**TASK TO CARRY OUT:** Collect all lines below with the string "subtitle".

SOURCE RECORDS start

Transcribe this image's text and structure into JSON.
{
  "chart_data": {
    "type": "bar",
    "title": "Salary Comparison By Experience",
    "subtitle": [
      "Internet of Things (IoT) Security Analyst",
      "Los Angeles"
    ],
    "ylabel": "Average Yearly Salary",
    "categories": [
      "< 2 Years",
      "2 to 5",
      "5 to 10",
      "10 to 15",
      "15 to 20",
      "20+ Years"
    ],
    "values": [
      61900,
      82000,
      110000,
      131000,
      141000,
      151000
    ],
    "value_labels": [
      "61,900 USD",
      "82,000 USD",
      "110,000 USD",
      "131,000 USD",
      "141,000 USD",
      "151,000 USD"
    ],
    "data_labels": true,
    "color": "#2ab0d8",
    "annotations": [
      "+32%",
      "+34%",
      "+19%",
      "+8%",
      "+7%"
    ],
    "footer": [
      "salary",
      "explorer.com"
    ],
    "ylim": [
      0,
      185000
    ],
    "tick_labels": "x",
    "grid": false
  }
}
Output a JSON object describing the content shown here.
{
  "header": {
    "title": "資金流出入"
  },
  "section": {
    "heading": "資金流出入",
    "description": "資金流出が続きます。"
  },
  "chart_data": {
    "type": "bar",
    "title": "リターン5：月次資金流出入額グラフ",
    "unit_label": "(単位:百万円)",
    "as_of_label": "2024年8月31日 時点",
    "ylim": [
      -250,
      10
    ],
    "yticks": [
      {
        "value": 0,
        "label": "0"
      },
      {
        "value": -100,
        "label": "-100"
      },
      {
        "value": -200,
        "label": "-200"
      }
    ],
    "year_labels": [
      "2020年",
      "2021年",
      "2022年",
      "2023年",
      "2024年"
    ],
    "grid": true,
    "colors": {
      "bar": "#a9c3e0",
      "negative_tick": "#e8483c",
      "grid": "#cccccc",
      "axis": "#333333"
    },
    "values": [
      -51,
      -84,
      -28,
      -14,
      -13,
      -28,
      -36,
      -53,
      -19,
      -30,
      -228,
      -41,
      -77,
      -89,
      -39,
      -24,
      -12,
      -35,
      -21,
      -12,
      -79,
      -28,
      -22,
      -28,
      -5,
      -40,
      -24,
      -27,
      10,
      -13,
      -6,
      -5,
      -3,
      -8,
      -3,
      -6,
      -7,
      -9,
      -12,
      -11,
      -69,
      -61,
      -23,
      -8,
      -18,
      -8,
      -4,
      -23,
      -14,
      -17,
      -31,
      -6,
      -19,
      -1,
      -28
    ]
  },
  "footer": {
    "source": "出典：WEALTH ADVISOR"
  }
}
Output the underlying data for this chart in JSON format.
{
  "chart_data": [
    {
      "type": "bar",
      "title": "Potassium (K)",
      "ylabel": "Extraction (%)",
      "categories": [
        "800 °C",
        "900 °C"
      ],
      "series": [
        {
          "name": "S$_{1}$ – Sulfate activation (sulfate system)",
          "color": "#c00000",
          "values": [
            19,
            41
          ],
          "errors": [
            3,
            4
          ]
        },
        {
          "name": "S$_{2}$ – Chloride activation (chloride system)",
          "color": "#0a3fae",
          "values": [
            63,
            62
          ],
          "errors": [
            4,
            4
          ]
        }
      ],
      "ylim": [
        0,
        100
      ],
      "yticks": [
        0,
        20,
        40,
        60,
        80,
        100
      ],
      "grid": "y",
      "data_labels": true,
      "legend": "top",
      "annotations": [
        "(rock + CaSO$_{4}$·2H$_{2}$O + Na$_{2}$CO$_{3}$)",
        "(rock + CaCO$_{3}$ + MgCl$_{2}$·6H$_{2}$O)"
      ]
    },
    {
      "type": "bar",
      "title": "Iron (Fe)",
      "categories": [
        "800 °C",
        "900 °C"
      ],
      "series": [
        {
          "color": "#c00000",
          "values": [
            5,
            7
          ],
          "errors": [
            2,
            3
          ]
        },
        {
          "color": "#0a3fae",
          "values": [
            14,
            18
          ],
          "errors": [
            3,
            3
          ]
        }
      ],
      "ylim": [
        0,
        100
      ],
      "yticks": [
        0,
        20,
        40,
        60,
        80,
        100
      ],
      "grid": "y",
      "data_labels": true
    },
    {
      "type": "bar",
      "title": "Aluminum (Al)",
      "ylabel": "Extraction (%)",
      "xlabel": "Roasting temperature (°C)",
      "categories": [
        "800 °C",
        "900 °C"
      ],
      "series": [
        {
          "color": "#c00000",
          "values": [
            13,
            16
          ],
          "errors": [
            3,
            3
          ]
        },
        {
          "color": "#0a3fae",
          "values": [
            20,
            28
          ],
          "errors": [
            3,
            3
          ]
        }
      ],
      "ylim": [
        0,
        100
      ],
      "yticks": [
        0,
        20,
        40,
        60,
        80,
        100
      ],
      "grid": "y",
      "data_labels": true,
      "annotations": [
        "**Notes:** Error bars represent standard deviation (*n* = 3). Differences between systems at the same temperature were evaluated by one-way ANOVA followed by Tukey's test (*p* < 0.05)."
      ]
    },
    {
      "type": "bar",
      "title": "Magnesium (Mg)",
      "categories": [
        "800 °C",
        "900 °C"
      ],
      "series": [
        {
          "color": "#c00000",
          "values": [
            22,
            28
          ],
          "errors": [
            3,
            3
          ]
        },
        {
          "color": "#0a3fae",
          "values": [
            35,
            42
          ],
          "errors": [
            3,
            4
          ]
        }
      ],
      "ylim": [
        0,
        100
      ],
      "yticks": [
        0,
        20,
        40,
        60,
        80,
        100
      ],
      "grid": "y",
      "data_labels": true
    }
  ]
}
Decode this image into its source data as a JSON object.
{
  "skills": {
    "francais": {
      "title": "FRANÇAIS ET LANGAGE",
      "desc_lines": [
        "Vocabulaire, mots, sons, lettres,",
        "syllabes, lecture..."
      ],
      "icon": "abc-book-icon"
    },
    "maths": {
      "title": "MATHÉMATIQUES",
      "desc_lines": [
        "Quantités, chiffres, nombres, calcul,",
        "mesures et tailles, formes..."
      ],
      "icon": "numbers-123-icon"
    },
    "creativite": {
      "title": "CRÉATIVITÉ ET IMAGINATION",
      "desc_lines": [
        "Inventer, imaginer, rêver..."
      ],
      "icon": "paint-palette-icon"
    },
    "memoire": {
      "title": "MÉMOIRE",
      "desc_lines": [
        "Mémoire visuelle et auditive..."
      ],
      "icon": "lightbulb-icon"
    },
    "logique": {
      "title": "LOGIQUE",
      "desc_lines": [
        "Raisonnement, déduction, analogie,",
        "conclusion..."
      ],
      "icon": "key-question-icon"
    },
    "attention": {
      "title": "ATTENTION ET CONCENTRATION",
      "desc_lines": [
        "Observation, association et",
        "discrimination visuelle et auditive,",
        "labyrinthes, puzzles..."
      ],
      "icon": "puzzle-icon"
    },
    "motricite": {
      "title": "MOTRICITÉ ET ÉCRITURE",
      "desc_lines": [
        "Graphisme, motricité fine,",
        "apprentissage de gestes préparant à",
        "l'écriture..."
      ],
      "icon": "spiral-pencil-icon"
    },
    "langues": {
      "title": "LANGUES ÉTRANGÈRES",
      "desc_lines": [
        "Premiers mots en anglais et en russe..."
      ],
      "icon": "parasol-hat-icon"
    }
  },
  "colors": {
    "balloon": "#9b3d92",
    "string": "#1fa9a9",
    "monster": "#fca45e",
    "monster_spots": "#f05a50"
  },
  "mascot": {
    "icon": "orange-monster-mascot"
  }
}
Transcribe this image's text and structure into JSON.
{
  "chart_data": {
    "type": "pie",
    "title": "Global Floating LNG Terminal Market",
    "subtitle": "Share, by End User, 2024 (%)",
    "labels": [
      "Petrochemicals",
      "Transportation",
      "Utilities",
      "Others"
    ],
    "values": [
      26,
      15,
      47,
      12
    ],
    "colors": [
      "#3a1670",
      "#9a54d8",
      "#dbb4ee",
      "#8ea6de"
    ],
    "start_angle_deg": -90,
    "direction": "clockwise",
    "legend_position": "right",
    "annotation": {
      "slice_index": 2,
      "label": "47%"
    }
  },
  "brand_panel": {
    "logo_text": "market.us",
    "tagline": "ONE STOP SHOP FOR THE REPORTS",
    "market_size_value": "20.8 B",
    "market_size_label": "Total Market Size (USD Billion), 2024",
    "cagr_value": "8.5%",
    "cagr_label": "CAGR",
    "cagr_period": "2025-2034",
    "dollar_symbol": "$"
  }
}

SOURCE RECORDS end

**EXPECTED ANSWER:**
    "subtitle": [
    "subtitle": "Share, by End User, 2024 (%)",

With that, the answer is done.